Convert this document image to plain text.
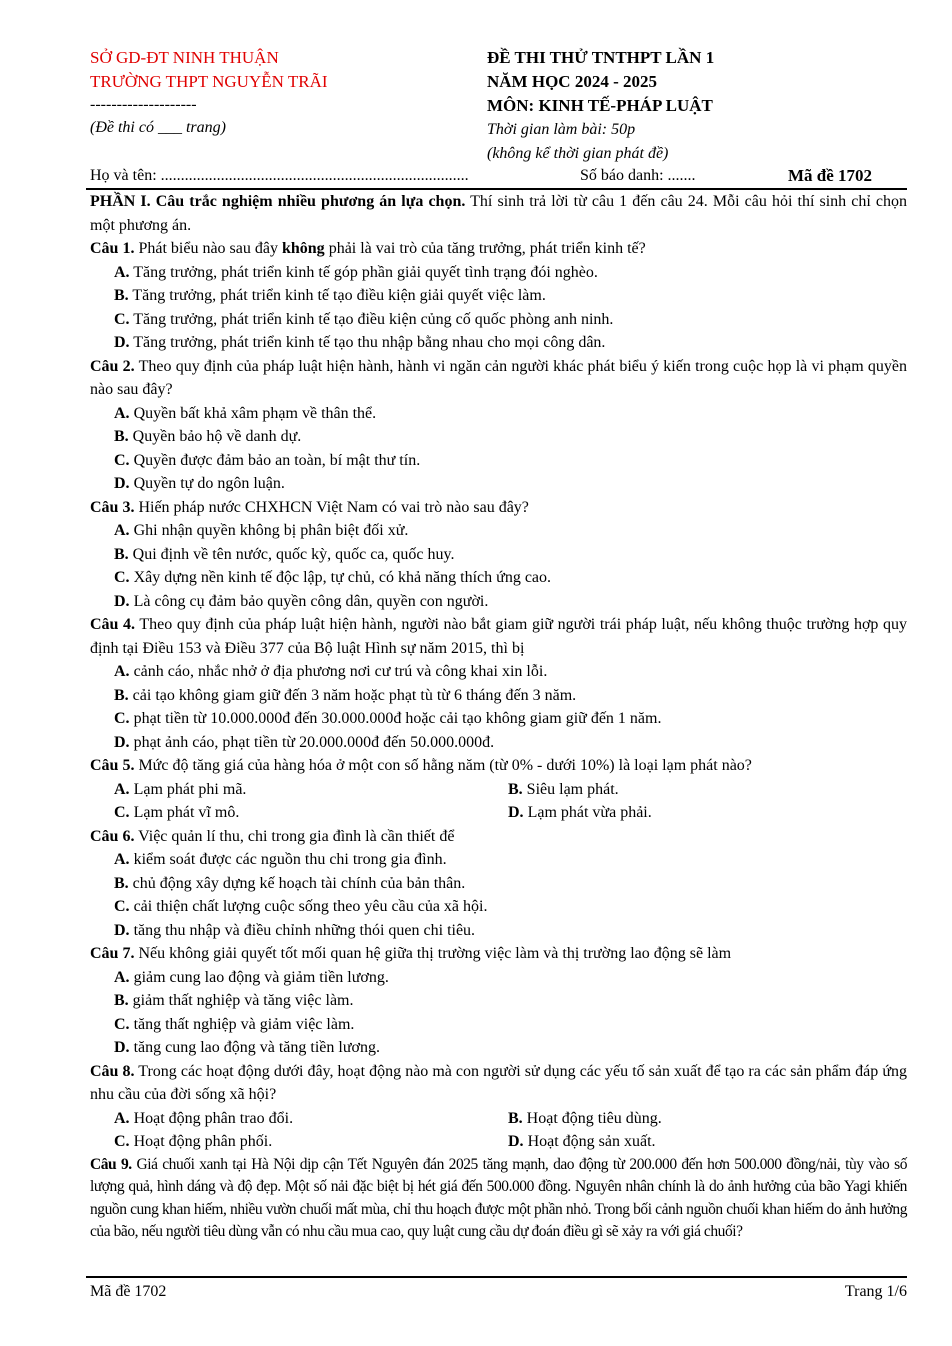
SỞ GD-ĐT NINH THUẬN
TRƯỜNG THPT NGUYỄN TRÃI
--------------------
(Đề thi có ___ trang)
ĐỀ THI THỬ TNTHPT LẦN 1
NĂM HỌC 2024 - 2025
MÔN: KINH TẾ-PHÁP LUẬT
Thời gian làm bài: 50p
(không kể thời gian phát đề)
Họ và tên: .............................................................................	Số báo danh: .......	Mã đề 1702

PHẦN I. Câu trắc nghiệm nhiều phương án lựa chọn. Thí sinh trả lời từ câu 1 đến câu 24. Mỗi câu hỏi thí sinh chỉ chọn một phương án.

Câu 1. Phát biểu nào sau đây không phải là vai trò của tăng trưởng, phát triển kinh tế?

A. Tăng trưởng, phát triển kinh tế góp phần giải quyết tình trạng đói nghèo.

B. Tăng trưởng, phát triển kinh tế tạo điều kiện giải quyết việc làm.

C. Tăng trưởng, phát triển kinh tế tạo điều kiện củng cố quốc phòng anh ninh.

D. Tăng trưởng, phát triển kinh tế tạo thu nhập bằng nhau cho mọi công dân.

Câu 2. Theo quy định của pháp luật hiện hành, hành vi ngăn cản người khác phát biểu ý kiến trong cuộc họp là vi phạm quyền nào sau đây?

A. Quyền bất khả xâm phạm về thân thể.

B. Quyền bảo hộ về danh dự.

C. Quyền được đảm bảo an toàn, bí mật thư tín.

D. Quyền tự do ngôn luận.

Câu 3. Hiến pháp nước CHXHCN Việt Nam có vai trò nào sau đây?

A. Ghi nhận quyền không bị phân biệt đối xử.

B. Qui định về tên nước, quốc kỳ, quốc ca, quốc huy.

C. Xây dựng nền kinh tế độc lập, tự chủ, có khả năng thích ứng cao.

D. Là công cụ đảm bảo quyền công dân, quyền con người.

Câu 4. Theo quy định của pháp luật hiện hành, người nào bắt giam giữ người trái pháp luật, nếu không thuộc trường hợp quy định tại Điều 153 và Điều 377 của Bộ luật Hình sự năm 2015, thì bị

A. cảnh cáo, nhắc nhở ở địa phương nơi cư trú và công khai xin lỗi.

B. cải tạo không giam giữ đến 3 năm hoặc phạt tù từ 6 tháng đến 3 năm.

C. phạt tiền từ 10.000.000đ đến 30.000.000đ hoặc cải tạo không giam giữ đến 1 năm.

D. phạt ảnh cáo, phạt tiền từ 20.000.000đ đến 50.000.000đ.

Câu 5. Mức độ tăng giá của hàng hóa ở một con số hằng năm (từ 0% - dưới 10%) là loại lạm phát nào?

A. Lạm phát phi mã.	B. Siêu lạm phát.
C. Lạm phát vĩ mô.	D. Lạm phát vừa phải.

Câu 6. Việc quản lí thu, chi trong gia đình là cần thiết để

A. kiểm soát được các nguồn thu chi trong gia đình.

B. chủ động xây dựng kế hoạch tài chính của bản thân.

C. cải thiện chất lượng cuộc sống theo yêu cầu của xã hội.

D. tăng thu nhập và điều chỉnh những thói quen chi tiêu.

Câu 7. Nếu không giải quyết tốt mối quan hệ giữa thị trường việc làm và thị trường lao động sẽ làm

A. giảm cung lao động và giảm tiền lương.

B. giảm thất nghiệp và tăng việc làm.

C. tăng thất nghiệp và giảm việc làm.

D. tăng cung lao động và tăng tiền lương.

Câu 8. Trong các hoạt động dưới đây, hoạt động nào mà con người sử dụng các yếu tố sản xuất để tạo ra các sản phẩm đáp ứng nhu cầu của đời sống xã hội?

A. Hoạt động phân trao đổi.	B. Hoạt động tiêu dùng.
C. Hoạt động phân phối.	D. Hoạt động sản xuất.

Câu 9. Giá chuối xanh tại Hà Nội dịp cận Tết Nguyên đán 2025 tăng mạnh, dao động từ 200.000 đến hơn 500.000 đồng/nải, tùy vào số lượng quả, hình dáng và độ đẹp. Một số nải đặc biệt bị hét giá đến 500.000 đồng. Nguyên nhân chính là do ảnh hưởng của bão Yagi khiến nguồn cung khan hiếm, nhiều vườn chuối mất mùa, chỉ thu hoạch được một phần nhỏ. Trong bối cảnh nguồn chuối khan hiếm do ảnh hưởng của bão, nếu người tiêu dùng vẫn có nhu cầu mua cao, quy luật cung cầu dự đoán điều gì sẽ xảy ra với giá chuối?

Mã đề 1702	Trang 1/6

+++

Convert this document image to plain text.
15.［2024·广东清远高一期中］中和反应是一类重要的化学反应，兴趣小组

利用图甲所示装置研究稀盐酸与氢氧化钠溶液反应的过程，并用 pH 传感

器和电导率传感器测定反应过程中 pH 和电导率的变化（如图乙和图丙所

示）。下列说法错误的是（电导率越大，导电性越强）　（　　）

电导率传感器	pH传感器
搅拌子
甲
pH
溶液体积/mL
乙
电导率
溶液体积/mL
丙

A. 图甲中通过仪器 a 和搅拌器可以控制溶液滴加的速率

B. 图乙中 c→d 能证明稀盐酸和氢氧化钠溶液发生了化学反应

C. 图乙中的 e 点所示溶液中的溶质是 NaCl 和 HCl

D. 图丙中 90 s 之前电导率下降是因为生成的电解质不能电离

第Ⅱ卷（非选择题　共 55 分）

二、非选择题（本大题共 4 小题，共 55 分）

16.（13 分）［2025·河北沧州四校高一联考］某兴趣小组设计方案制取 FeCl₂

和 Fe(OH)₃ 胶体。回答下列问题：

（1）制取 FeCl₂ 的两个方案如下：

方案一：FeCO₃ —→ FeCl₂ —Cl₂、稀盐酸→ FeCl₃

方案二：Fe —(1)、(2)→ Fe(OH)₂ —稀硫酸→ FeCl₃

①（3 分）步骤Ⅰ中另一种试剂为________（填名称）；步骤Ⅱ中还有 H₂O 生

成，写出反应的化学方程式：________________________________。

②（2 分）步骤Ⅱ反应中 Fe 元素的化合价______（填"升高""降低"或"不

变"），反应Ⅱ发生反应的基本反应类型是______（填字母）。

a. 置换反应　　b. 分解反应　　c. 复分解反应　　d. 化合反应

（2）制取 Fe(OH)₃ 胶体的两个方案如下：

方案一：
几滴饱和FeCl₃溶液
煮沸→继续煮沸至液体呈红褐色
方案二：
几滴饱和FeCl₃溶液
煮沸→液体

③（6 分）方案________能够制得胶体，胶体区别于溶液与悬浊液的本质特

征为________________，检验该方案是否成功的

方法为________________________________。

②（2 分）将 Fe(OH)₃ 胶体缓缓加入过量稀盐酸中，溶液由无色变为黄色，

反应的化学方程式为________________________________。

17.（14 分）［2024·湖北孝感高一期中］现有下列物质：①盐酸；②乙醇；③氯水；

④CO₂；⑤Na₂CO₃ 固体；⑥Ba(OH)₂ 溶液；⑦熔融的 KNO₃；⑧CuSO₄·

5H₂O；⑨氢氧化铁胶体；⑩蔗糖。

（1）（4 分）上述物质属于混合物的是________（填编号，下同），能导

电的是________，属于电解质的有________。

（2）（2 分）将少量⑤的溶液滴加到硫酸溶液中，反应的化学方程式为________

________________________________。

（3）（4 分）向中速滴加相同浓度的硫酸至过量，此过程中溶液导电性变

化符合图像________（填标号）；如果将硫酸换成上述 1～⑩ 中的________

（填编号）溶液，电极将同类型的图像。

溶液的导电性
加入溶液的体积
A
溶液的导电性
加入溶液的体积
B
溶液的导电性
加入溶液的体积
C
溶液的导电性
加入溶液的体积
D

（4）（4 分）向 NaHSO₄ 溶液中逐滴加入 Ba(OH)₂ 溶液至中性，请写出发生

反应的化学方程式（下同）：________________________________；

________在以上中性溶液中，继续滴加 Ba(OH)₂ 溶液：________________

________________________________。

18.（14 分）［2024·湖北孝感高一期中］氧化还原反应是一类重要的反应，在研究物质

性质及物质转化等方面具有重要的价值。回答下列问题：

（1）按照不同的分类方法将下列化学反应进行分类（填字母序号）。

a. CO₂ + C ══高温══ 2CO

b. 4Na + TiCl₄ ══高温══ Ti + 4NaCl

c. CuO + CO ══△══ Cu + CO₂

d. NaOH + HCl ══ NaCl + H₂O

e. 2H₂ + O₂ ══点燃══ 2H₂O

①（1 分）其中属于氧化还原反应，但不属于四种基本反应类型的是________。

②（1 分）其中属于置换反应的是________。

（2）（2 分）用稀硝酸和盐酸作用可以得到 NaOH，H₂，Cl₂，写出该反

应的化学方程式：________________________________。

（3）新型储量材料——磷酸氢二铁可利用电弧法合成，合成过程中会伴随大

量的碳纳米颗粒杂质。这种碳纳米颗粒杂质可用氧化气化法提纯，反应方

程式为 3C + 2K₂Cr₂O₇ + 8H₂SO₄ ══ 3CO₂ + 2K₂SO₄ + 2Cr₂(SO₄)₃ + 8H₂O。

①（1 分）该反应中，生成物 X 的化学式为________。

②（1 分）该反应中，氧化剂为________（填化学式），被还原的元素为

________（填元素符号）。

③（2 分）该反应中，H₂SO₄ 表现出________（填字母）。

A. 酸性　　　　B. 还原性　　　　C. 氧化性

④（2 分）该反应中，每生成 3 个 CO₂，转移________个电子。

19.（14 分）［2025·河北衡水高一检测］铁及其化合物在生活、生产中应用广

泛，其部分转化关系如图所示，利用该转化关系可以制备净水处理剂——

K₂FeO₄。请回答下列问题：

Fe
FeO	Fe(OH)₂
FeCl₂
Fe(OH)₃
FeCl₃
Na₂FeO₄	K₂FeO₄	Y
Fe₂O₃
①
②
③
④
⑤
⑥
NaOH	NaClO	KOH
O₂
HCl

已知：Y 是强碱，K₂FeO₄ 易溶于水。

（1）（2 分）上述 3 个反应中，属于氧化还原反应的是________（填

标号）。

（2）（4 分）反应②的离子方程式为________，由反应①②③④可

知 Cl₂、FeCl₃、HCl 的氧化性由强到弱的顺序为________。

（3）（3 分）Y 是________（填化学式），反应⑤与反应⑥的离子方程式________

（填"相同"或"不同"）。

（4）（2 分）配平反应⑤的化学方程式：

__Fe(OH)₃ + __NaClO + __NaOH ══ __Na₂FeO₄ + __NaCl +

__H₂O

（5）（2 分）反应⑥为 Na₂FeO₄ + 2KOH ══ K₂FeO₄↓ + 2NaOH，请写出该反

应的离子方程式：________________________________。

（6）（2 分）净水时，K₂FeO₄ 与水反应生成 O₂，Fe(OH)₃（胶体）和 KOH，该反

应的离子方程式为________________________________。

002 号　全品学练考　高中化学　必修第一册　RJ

+++

Task prompt: From the listing above, pick out each line where the word "xuất" appears.

Response below:
Câu 8. Trong các hoạt động dưới đây, hoạt động nào mà con người sử dụng các yếu tố sản xuất để tạo ra các sản phẩm đáp ứng nhu cầu của đời sống xã hội?
C. Hoạt động phân phối.	D. Hoạt động sản xuất.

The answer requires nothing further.